Work instructions
Search the material below for the string "title" and extract each line that has it.

Task data

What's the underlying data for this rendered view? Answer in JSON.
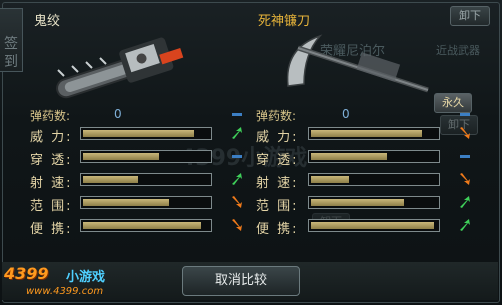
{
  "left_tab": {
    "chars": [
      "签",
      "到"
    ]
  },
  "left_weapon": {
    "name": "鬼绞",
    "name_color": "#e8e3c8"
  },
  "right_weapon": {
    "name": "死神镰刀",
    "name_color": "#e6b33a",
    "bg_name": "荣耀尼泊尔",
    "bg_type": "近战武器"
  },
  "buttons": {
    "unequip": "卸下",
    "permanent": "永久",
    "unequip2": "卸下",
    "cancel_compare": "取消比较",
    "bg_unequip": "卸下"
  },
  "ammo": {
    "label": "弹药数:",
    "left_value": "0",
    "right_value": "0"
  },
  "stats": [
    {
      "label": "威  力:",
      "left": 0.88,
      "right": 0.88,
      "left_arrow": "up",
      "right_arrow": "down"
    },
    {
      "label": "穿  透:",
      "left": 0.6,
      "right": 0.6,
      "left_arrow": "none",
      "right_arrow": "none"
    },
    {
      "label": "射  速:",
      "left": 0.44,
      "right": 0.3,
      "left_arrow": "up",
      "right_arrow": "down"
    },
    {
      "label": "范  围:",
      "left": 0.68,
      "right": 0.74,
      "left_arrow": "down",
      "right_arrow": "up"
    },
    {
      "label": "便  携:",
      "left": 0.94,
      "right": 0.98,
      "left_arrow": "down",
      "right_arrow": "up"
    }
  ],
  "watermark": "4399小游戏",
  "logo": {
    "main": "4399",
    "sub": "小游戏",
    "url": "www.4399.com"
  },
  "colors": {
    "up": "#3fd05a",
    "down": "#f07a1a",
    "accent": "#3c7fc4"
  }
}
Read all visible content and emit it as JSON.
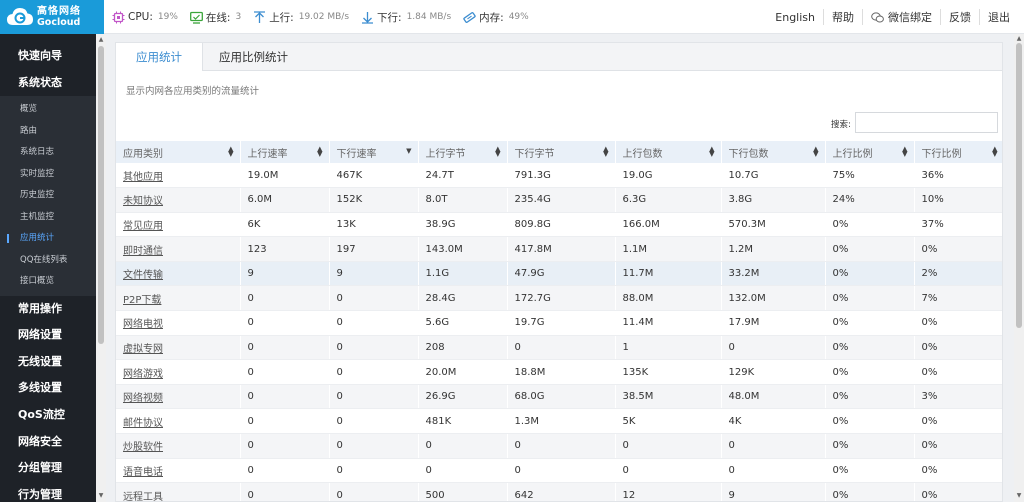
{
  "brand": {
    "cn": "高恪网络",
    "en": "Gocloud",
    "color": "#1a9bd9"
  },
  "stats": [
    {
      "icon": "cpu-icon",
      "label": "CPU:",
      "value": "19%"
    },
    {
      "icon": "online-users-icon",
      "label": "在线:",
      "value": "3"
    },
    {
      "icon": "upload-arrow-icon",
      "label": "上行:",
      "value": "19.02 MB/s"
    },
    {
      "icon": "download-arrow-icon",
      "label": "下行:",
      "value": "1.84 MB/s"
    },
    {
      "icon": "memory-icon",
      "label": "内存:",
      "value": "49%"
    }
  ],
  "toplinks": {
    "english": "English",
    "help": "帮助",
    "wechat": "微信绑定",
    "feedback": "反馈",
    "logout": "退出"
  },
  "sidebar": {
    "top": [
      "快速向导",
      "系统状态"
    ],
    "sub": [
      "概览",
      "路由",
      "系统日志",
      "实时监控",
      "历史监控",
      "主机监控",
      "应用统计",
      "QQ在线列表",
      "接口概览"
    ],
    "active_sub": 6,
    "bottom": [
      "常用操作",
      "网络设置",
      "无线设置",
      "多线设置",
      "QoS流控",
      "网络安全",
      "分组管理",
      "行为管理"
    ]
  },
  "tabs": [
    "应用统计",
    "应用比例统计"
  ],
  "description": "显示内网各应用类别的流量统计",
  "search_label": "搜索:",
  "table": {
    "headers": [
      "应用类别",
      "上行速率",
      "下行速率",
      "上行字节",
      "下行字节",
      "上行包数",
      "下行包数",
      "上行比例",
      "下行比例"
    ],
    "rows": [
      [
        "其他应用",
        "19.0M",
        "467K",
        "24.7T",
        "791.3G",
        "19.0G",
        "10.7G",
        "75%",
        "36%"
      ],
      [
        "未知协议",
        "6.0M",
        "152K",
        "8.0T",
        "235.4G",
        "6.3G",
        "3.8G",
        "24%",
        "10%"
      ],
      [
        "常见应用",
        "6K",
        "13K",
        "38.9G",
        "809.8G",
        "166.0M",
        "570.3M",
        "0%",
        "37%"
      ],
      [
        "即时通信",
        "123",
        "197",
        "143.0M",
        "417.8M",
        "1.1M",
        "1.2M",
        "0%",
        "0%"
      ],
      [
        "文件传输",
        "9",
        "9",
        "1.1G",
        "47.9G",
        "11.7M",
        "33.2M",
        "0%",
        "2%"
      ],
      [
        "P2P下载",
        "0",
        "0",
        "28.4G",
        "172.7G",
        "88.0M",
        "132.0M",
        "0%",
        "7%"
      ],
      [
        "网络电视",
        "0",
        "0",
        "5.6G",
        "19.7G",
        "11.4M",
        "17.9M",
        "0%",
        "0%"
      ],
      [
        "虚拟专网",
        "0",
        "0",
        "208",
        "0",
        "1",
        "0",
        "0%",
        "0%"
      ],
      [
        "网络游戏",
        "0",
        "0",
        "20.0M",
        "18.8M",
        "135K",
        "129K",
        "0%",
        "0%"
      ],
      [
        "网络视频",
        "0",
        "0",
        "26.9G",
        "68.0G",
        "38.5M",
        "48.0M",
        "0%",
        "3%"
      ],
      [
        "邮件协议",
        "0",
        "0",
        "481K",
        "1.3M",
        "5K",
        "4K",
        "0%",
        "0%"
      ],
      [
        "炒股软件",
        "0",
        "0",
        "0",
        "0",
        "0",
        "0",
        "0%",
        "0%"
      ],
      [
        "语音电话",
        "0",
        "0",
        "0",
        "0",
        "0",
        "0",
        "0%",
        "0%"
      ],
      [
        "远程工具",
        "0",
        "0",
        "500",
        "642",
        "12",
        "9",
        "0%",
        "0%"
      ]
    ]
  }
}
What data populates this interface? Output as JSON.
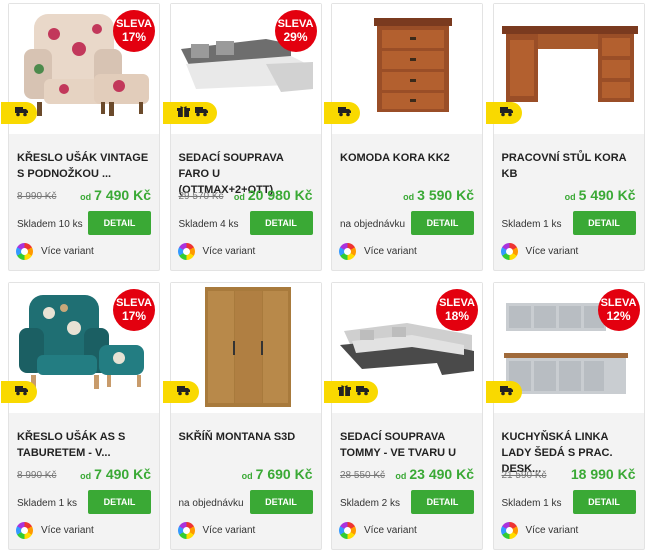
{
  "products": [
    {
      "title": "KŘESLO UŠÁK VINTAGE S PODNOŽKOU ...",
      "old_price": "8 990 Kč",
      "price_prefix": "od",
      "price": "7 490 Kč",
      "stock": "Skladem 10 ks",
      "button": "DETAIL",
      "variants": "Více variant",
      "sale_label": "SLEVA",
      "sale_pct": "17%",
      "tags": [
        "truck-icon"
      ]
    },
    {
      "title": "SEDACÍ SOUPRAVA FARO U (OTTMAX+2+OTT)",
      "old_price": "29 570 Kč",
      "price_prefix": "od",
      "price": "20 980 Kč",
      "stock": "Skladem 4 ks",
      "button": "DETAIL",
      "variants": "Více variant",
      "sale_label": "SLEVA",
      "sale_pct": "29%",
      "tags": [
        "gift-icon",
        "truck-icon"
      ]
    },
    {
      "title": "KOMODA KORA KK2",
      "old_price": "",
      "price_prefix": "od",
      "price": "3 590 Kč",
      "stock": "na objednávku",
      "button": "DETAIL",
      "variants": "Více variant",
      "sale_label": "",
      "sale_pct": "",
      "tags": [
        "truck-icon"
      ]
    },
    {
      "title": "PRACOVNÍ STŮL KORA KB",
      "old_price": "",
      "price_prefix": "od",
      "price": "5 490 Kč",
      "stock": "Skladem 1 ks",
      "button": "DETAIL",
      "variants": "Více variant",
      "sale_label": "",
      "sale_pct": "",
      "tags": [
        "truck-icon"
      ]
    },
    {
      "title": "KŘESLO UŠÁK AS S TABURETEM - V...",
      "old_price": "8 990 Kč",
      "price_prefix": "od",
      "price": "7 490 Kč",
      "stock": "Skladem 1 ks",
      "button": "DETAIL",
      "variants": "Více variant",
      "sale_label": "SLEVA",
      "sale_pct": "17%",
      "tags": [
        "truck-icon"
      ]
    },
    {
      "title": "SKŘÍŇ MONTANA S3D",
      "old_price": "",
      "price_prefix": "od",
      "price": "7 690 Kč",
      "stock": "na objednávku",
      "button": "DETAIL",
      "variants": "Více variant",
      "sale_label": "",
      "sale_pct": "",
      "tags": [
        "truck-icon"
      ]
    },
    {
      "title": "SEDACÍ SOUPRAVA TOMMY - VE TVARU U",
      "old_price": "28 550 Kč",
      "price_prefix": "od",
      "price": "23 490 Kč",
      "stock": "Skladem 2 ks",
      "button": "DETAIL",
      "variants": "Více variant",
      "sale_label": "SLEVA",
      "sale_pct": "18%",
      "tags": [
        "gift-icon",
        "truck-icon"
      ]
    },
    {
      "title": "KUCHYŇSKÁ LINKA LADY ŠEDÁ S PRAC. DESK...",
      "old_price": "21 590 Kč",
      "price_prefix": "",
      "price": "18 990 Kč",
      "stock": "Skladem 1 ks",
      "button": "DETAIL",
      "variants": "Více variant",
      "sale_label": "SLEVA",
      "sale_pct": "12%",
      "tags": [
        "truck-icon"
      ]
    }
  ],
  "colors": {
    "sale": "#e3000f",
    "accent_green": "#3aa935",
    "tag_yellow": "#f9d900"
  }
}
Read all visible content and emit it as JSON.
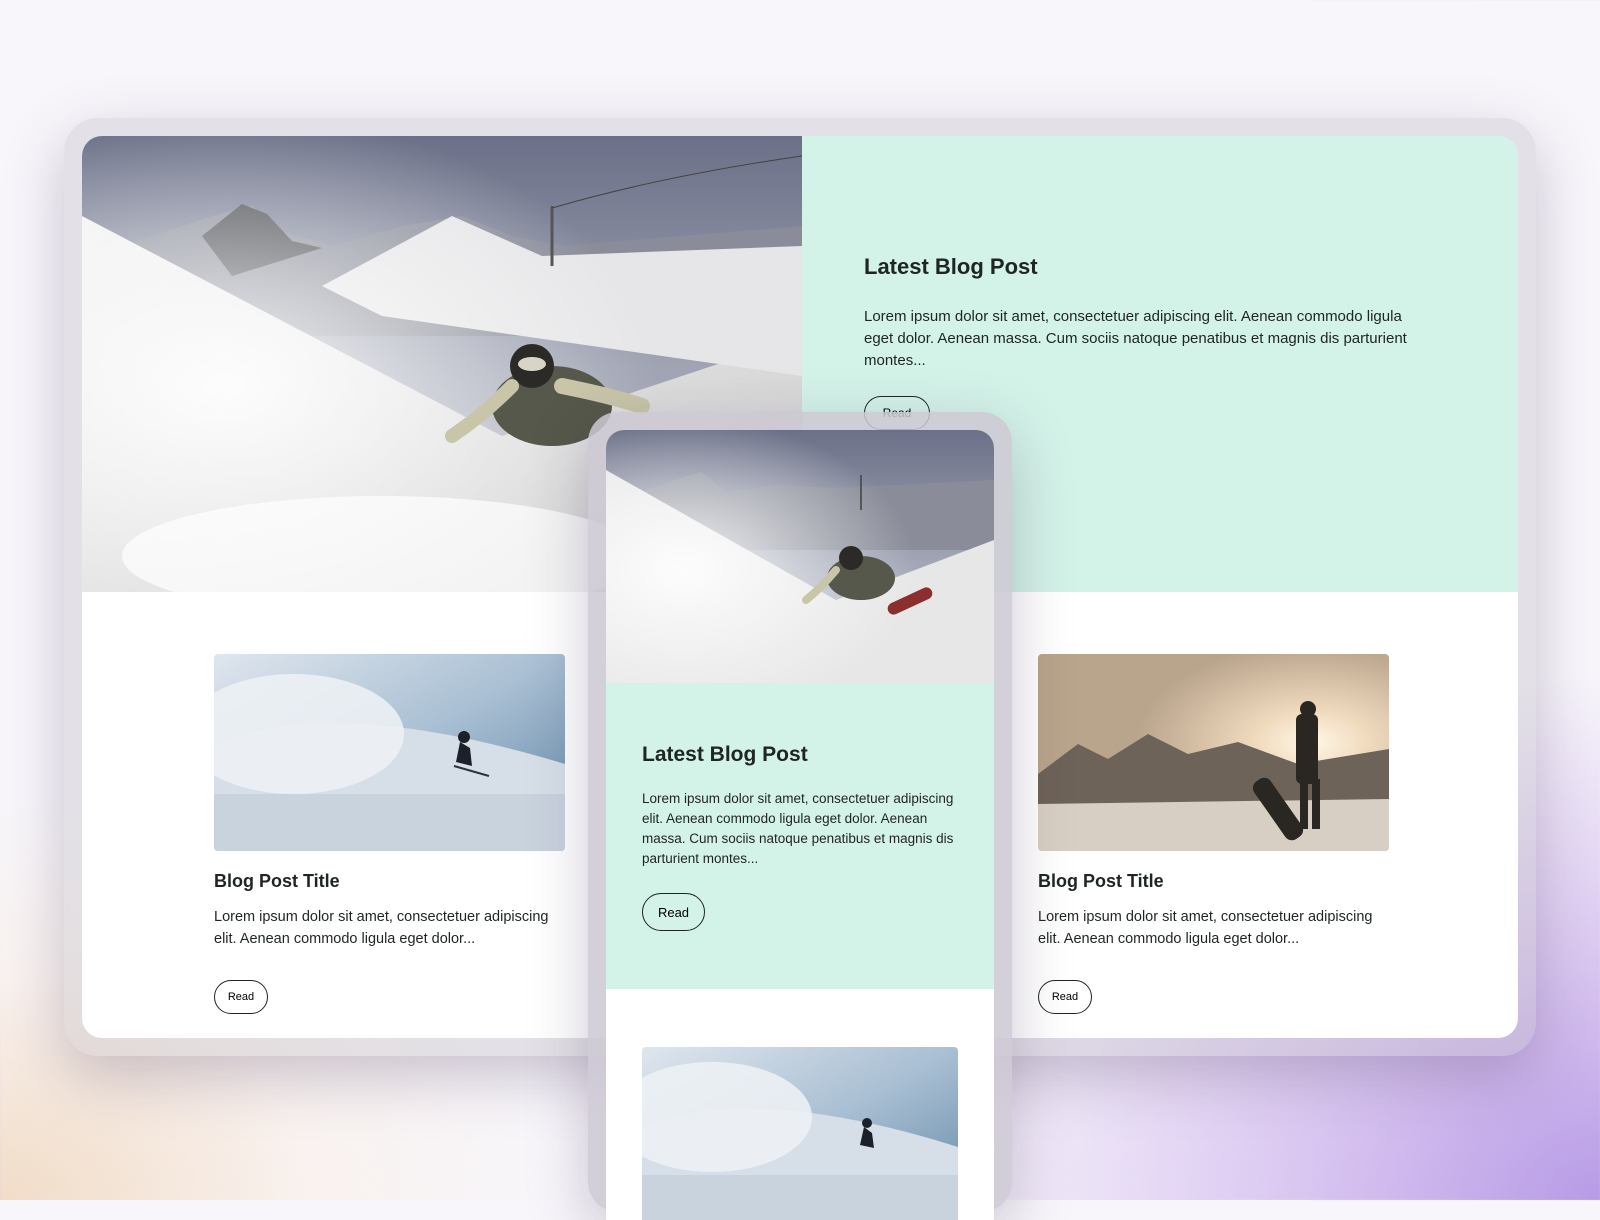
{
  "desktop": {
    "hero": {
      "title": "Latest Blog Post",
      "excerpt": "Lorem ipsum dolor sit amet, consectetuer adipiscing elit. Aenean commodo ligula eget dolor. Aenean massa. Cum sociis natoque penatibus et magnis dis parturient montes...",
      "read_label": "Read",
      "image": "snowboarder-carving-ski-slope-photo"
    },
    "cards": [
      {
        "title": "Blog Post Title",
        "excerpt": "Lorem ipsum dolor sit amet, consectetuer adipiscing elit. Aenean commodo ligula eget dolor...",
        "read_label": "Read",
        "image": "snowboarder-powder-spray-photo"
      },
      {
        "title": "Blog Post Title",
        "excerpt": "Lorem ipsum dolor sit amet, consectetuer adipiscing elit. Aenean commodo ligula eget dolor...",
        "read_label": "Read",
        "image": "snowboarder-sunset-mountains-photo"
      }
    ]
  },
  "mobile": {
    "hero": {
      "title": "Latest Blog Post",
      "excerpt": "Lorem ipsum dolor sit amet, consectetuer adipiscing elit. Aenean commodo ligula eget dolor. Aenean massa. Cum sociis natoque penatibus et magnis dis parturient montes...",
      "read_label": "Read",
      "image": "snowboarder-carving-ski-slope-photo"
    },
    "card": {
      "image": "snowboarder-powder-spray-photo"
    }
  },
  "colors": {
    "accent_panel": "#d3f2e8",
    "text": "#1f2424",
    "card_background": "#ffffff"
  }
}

Output below
      "title": "KŘESLO UŠÁK VINTAGE S PODNOŽKOU ...",
      "title": "SEDACÍ SOUPRAVA FARO U (OTTMAX+2+OTT)",
      "title": "KOMODA KORA KK2",
      "title": "PRACOVNÍ STŮL KORA KB",
      "title": "KŘESLO UŠÁK AS S TABURETEM - V...",
      "title": "SKŘÍŇ MONTANA S3D",
      "title": "SEDACÍ SOUPRAVA TOMMY - VE TVARU U",
      "title": "KUCHYŇSKÁ LINKA LADY ŠEDÁ S PRAC. DESK...",
      "title": "Latest Blog Post",
        "title": "Blog Post Title",
        "title": "Blog Post Title",
      "title": "Latest Blog Post",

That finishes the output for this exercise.